What the task requires: Copy the records below exactly, leaving out every picture.

Listing:
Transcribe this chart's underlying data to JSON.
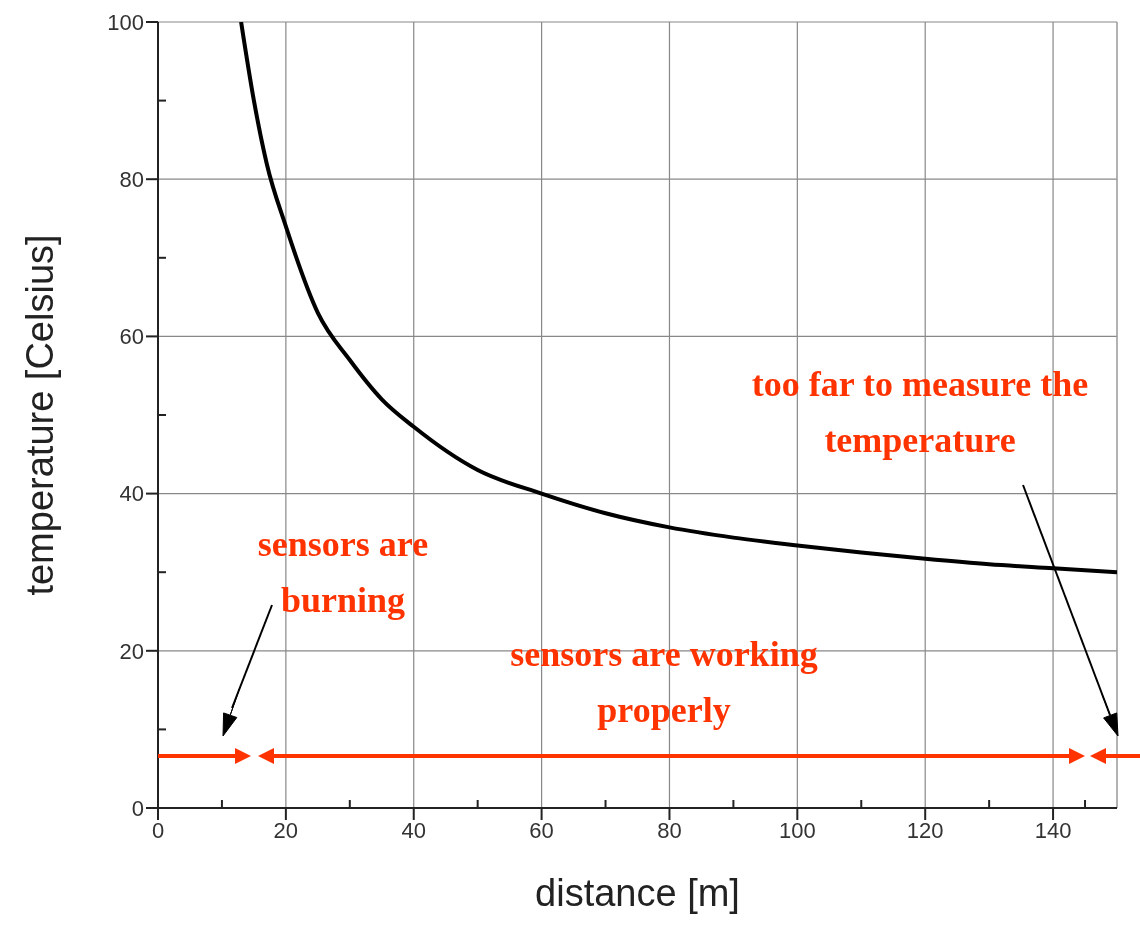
{
  "chart_data": {
    "type": "line",
    "xlabel": "distance [m]",
    "ylabel": "temperature [Celsius]",
    "xlim": [
      0,
      150
    ],
    "ylim": [
      0,
      100
    ],
    "xticks": [
      0,
      20,
      40,
      60,
      80,
      100,
      120,
      140
    ],
    "yticks": [
      0,
      20,
      40,
      60,
      80,
      100
    ],
    "grid": true,
    "series": [
      {
        "color": "#000000",
        "x": [
          13,
          15,
          17,
          20,
          25,
          30,
          35,
          40,
          50,
          60,
          70,
          80,
          90,
          100,
          110,
          120,
          130,
          140,
          150
        ],
        "values": [
          100,
          90,
          82,
          74,
          63,
          57,
          52,
          48.5,
          43,
          40,
          37.5,
          35.7,
          34.4,
          33.4,
          32.5,
          31.7,
          31,
          30.5,
          30
        ]
      }
    ],
    "annotations": [
      "sensors are burning",
      "sensors are working properly",
      "too far to measure the temperature"
    ]
  }
}
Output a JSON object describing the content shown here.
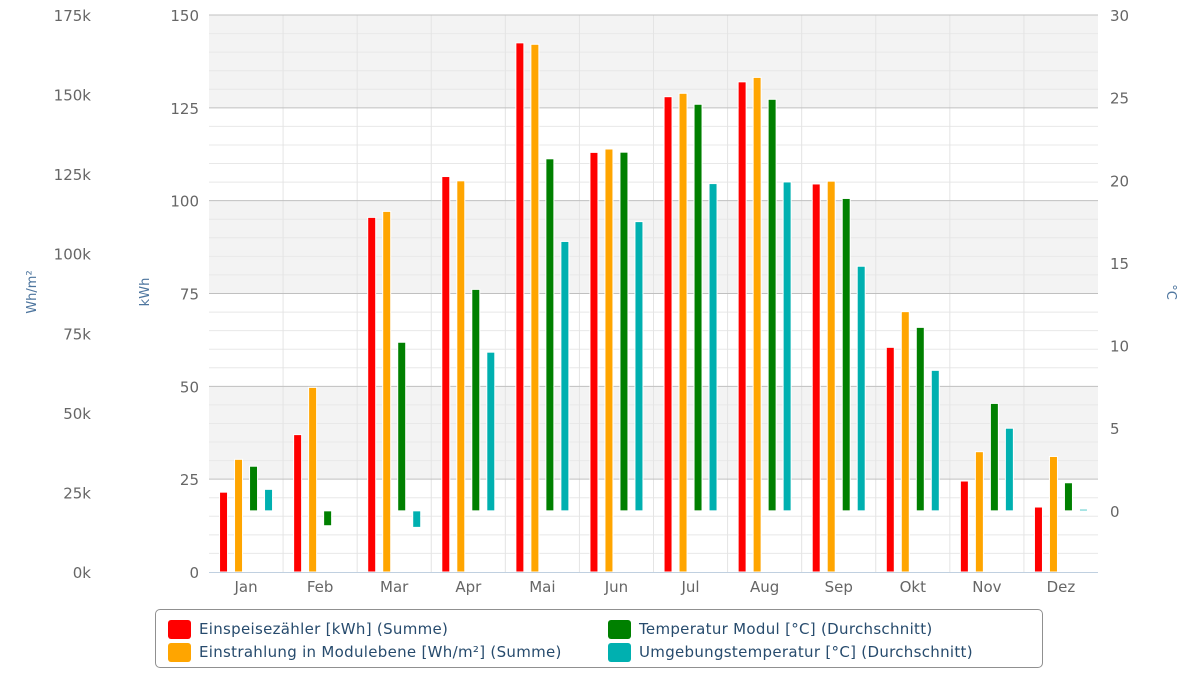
{
  "chart_data": {
    "type": "bar",
    "categories": [
      "Jan",
      "Feb",
      "Mar",
      "Apr",
      "Mai",
      "Jun",
      "Jul",
      "Aug",
      "Sep",
      "Okt",
      "Nov",
      "Dez"
    ],
    "axes": {
      "left_outer": {
        "label": "Wh/m²",
        "min": 0,
        "max": 175000,
        "ticks": [
          "0k",
          "25k",
          "50k",
          "75k",
          "100k",
          "125k",
          "150k",
          "175k"
        ]
      },
      "left_inner": {
        "label": "kWh",
        "min": 0,
        "max": 150,
        "ticks": [
          "0",
          "25",
          "50",
          "75",
          "100",
          "125",
          "150"
        ]
      },
      "right": {
        "label": "°C",
        "min": -3.7,
        "max": 30,
        "ticks": [
          "0",
          "5",
          "10",
          "15",
          "20",
          "25",
          "30"
        ]
      }
    },
    "grid": true,
    "legend_position": "bottom",
    "series": [
      {
        "name": "Einspeisezähler [kWh] (Summe)",
        "color": "#ff0000",
        "axis": "left_inner",
        "values": [
          21.5,
          37,
          95.5,
          106.5,
          142.5,
          113,
          128,
          132,
          104.5,
          60.5,
          24.5,
          17.5
        ]
      },
      {
        "name": "Einstrahlung in Modulebene [Wh/m²] (Summe)",
        "color": "#ffa500",
        "axis": "left_outer",
        "values": [
          35400,
          58000,
          113300,
          122900,
          165800,
          132900,
          150400,
          155400,
          122800,
          81800,
          37800,
          36300
        ]
      },
      {
        "name": "Temperatur Modul [°C] (Durchschnitt)",
        "color": "#008000",
        "axis": "right",
        "values": [
          2.7,
          -0.9,
          10.2,
          13.4,
          21.3,
          21.7,
          24.6,
          24.9,
          18.9,
          11.1,
          6.5,
          1.7
        ]
      },
      {
        "name": "Umgebungstemperatur [°C] (Durchschnitt)",
        "color": "#00b0b0",
        "axis": "right",
        "values": [
          1.3,
          0.0,
          -1.0,
          9.6,
          16.3,
          17.5,
          19.8,
          19.9,
          14.8,
          8.5,
          5.0,
          0.1
        ]
      }
    ]
  },
  "legend": {
    "items": [
      {
        "label": "Einspeisezähler [kWh] (Summe)",
        "color": "#ff0000"
      },
      {
        "label": "Temperatur Modul [°C] (Durchschnitt)",
        "color": "#008000"
      },
      {
        "label": "Einstrahlung in Modulebene [Wh/m²] (Summe)",
        "color": "#ffa500"
      },
      {
        "label": "Umgebungstemperatur [°C] (Durchschnitt)",
        "color": "#00b0b0"
      }
    ]
  }
}
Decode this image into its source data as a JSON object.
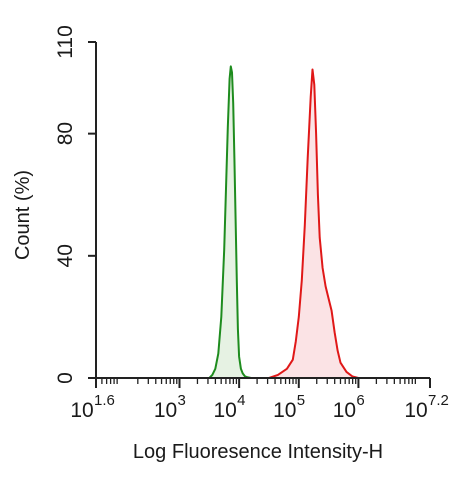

Written answer:
Transcribe this chart's underlying data to JSON.
{
  "chart_data": {
    "type": "line",
    "xlabel": "distance [m]",
    "ylabel": "temperature [Celsius]",
    "xlim": [
      0,
      150
    ],
    "ylim": [
      0,
      100
    ],
    "xticks": [
      0,
      20,
      40,
      60,
      80,
      100,
      120,
      140
    ],
    "yticks": [
      0,
      20,
      40,
      60,
      80,
      100
    ],
    "grid": true,
    "series": [
      {
        "color": "#000000",
        "x": [
          13,
          15,
          17,
          20,
          25,
          30,
          35,
          40,
          50,
          60,
          70,
          80,
          90,
          100,
          110,
          120,
          130,
          140,
          150
        ],
        "values": [
          100,
          90,
          82,
          74,
          63,
          57,
          52,
          48.5,
          43,
          40,
          37.5,
          35.7,
          34.4,
          33.4,
          32.5,
          31.7,
          31,
          30.5,
          30
        ]
      }
    ],
    "annotations": [
      "sensors are burning",
      "sensors are working properly",
      "too far to measure the temperature"
    ]
  }
}
Output a JSON object describing the content shown here.
{
  "chart_data": {
    "type": "bar",
    "categories": [
      "Jan",
      "Feb",
      "Mar",
      "Apr",
      "Mai",
      "Jun",
      "Jul",
      "Aug",
      "Sep",
      "Okt",
      "Nov",
      "Dez"
    ],
    "axes": {
      "left_outer": {
        "label": "Wh/m²",
        "min": 0,
        "max": 175000,
        "ticks": [
          "0k",
          "25k",
          "50k",
          "75k",
          "100k",
          "125k",
          "150k",
          "175k"
        ]
      },
      "left_inner": {
        "label": "kWh",
        "min": 0,
        "max": 150,
        "ticks": [
          "0",
          "25",
          "50",
          "75",
          "100",
          "125",
          "150"
        ]
      },
      "right": {
        "label": "°C",
        "min": -3.7,
        "max": 30,
        "ticks": [
          "0",
          "5",
          "10",
          "15",
          "20",
          "25",
          "30"
        ]
      }
    },
    "grid": true,
    "legend_position": "bottom",
    "series": [
      {
        "name": "Einspeisezähler [kWh] (Summe)",
        "color": "#ff0000",
        "axis": "left_inner",
        "values": [
          21.5,
          37,
          95.5,
          106.5,
          142.5,
          113,
          128,
          132,
          104.5,
          60.5,
          24.5,
          17.5
        ]
      },
      {
        "name": "Einstrahlung in Modulebene [Wh/m²] (Summe)",
        "color": "#ffa500",
        "axis": "left_outer",
        "values": [
          35400,
          58000,
          113300,
          122900,
          165800,
          132900,
          150400,
          155400,
          122800,
          81800,
          37800,
          36300
        ]
      },
      {
        "name": "Temperatur Modul [°C] (Durchschnitt)",
        "color": "#008000",
        "axis": "right",
        "values": [
          2.7,
          -0.9,
          10.2,
          13.4,
          21.3,
          21.7,
          24.6,
          24.9,
          18.9,
          11.1,
          6.5,
          1.7
        ]
      },
      {
        "name": "Umgebungstemperatur [°C] (Durchschnitt)",
        "color": "#00b0b0",
        "axis": "right",
        "values": [
          1.3,
          0.0,
          -1.0,
          9.6,
          16.3,
          17.5,
          19.8,
          19.9,
          14.8,
          8.5,
          5.0,
          0.1
        ]
      }
    ]
  },
  "legend": {
    "items": [
      {
        "label": "Einspeisezähler [kWh] (Summe)",
        "color": "#ff0000"
      },
      {
        "label": "Temperatur Modul [°C] (Durchschnitt)",
        "color": "#008000"
      },
      {
        "label": "Einstrahlung in Modulebene [Wh/m²] (Summe)",
        "color": "#ffa500"
      },
      {
        "label": "Umgebungstemperatur [°C] (Durchschnitt)",
        "color": "#00b0b0"
      }
    ]
  }
}
Decode this image into its source data as a JSON object.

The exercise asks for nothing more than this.